TASK DETAILS: Return verbatim the run of lines that opens with the line holding "What's the underlying" and closes with the last line of the records.

————

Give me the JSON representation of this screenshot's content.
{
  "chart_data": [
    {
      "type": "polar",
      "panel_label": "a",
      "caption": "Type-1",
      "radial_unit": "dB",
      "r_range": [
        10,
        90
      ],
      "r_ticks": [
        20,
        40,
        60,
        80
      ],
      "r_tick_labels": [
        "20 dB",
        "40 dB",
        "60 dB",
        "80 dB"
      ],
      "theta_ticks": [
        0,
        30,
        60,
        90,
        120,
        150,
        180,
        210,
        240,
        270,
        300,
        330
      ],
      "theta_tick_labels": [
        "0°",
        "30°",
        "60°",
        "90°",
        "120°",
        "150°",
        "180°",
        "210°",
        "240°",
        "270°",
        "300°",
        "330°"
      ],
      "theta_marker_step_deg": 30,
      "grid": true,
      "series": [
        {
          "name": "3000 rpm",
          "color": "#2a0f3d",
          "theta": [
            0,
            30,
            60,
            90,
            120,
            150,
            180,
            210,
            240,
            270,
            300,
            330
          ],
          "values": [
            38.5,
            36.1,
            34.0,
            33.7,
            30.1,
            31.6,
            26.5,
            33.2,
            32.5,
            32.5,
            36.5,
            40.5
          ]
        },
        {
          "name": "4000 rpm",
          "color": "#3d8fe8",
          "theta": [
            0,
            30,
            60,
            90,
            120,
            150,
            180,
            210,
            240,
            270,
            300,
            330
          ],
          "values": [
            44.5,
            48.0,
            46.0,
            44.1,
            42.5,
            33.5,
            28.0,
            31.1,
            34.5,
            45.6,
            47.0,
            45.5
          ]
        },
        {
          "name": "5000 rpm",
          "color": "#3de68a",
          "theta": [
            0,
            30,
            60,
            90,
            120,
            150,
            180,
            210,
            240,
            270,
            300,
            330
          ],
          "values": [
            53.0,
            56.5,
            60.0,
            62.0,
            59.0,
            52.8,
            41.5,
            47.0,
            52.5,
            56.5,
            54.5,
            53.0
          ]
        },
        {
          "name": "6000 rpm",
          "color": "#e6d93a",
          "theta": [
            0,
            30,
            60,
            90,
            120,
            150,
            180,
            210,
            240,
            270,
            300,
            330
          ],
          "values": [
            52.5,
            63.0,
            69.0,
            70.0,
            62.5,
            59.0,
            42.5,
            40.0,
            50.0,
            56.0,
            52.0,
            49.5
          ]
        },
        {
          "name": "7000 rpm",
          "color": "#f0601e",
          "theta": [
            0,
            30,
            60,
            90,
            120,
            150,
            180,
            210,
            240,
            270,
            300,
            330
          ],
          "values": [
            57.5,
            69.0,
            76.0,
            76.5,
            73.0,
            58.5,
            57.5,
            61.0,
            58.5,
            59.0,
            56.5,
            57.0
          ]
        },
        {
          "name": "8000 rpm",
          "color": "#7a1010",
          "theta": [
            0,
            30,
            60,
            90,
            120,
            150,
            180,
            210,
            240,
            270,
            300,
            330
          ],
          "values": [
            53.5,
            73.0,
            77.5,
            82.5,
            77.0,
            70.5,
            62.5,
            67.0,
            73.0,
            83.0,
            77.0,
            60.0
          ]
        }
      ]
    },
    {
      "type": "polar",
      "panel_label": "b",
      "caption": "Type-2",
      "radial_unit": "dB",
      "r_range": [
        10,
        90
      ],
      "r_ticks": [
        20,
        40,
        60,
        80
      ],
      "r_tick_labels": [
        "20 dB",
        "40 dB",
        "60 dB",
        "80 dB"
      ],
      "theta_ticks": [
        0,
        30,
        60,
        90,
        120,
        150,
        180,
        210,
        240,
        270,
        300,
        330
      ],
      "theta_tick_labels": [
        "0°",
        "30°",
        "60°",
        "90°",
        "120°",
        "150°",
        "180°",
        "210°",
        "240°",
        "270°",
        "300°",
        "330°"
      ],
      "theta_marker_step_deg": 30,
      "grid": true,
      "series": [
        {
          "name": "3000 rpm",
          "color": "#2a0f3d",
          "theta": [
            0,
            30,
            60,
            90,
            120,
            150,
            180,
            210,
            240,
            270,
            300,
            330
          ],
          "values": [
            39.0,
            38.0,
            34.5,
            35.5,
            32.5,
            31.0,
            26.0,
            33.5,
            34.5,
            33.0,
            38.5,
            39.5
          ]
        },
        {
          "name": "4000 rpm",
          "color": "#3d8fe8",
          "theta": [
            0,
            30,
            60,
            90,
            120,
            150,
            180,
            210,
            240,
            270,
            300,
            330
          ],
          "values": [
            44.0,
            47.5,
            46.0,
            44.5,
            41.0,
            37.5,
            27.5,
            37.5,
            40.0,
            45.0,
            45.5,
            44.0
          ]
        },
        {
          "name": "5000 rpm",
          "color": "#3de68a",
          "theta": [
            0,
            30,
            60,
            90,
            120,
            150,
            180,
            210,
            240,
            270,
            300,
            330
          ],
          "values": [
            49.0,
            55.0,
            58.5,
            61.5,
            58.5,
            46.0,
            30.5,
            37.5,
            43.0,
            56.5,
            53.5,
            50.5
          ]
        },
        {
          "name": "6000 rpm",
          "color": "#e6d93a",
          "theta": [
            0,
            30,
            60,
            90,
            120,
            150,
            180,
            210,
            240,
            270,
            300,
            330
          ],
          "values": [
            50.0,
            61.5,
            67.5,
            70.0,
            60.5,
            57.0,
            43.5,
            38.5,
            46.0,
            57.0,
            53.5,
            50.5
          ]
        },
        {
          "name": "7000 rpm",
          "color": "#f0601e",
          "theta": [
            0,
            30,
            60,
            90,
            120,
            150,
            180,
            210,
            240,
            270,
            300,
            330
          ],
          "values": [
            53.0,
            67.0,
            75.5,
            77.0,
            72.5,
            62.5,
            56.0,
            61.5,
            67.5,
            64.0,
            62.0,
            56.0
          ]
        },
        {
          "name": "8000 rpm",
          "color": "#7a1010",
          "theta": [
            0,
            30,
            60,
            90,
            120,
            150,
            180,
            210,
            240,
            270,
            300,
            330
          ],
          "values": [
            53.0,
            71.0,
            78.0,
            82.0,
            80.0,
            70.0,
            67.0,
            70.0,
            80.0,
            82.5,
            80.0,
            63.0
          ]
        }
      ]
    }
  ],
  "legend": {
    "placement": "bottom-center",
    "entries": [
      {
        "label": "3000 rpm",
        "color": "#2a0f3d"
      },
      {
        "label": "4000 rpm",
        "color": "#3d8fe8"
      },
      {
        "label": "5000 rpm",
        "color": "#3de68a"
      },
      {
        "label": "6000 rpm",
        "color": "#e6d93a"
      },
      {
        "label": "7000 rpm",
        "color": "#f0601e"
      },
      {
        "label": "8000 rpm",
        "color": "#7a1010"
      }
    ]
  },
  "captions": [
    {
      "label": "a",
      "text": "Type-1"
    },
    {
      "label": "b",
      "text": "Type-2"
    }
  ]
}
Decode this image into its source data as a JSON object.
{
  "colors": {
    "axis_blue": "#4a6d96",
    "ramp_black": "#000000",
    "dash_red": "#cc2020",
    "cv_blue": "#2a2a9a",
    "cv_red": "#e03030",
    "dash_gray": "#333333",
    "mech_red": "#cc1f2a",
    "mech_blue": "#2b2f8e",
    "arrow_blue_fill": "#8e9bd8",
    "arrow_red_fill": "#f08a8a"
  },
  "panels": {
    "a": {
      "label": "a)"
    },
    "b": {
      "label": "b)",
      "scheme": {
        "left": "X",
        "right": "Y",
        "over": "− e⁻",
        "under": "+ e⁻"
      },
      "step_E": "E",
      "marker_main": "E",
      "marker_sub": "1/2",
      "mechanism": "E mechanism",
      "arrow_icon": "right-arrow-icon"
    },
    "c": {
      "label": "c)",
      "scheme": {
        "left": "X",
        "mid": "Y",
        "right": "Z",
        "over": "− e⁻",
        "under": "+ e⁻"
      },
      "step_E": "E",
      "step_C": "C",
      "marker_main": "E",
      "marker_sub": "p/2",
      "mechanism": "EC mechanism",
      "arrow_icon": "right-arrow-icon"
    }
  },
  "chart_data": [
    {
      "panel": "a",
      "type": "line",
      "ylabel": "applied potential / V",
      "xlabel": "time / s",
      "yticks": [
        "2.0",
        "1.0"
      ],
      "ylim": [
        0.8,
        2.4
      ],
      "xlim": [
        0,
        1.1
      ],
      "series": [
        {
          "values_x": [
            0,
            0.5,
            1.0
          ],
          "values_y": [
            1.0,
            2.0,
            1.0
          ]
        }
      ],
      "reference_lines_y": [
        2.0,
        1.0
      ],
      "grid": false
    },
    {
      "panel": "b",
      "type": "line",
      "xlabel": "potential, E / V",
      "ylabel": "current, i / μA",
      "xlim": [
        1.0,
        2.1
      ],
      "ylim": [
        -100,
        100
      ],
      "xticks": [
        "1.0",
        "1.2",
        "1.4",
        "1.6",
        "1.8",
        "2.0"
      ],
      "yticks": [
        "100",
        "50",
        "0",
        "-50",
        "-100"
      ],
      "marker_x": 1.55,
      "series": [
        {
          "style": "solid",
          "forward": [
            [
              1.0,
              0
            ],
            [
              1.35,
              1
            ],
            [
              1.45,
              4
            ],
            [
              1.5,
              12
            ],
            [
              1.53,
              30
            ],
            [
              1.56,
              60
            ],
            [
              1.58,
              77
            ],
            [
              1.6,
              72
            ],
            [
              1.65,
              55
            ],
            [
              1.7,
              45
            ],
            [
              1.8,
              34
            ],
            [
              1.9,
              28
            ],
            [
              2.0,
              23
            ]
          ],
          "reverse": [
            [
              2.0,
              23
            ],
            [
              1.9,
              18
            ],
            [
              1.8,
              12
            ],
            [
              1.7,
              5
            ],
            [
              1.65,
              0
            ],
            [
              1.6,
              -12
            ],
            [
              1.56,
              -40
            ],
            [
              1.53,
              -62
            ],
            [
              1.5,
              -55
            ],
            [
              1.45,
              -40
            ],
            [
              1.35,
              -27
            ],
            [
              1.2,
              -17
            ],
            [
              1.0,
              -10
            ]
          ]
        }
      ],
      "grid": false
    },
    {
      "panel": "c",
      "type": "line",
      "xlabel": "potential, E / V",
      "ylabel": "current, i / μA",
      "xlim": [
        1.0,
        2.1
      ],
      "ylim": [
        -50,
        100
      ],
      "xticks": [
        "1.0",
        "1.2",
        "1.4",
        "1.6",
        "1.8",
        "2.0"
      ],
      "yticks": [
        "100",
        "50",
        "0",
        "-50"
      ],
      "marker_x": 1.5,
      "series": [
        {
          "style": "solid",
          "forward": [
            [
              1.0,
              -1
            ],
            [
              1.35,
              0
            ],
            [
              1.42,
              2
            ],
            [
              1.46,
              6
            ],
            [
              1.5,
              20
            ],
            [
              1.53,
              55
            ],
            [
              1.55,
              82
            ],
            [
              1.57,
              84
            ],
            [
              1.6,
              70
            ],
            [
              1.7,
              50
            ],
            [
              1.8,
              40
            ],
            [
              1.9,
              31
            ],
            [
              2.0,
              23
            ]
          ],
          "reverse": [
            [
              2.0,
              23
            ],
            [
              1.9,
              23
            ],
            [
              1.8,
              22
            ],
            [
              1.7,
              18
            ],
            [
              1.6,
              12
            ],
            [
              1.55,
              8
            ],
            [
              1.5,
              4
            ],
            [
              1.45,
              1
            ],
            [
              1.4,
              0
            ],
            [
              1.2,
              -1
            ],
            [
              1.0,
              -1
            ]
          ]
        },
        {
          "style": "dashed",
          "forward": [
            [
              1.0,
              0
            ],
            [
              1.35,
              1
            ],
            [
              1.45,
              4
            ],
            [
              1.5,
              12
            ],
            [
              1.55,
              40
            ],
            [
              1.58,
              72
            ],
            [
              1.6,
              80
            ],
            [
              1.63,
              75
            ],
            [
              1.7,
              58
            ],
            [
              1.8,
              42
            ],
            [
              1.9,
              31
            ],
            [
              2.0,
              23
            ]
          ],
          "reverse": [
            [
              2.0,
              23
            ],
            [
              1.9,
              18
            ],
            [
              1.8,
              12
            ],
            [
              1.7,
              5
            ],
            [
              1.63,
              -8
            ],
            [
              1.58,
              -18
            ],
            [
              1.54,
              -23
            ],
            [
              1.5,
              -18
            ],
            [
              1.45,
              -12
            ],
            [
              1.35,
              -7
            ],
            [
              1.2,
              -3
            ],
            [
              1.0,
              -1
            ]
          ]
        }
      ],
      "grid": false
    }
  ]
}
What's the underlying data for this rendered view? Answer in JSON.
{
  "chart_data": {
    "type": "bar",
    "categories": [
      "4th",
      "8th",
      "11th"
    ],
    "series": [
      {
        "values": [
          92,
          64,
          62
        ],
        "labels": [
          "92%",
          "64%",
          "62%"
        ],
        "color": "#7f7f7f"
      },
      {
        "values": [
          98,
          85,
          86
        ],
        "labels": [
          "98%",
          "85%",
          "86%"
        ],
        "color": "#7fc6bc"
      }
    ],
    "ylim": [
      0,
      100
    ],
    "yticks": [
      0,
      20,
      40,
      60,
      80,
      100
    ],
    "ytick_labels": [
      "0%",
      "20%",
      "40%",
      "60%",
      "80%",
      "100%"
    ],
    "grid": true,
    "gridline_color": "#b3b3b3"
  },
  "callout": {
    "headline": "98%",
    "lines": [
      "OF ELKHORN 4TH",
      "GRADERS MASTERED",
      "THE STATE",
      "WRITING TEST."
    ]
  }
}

————

THE ANSWER:
What's the underlying data for this rendered view? Answer in JSON.
{
  "chart_data": {
    "type": "bar",
    "categories": [
      "4th",
      "8th",
      "11th"
    ],
    "series": [
      {
        "values": [
          92,
          64,
          62
        ],
        "labels": [
          "92%",
          "64%",
          "62%"
        ],
        "color": "#7f7f7f"
      },
      {
        "values": [
          98,
          85,
          86
        ],
        "labels": [
          "98%",
          "85%",
          "86%"
        ],
        "color": "#7fc6bc"
      }
    ],
    "ylim": [
      0,
      100
    ],
    "yticks": [
      0,
      20,
      40,
      60,
      80,
      100
    ],
    "ytick_labels": [
      "0%",
      "20%",
      "40%",
      "60%",
      "80%",
      "100%"
    ],
    "grid": true,
    "gridline_color": "#b3b3b3"
  },
  "callout": {
    "headline": "98%",
    "lines": [
      "OF ELKHORN 4TH",
      "GRADERS MASTERED",
      "THE STATE",
      "WRITING TEST."
    ]
  }
}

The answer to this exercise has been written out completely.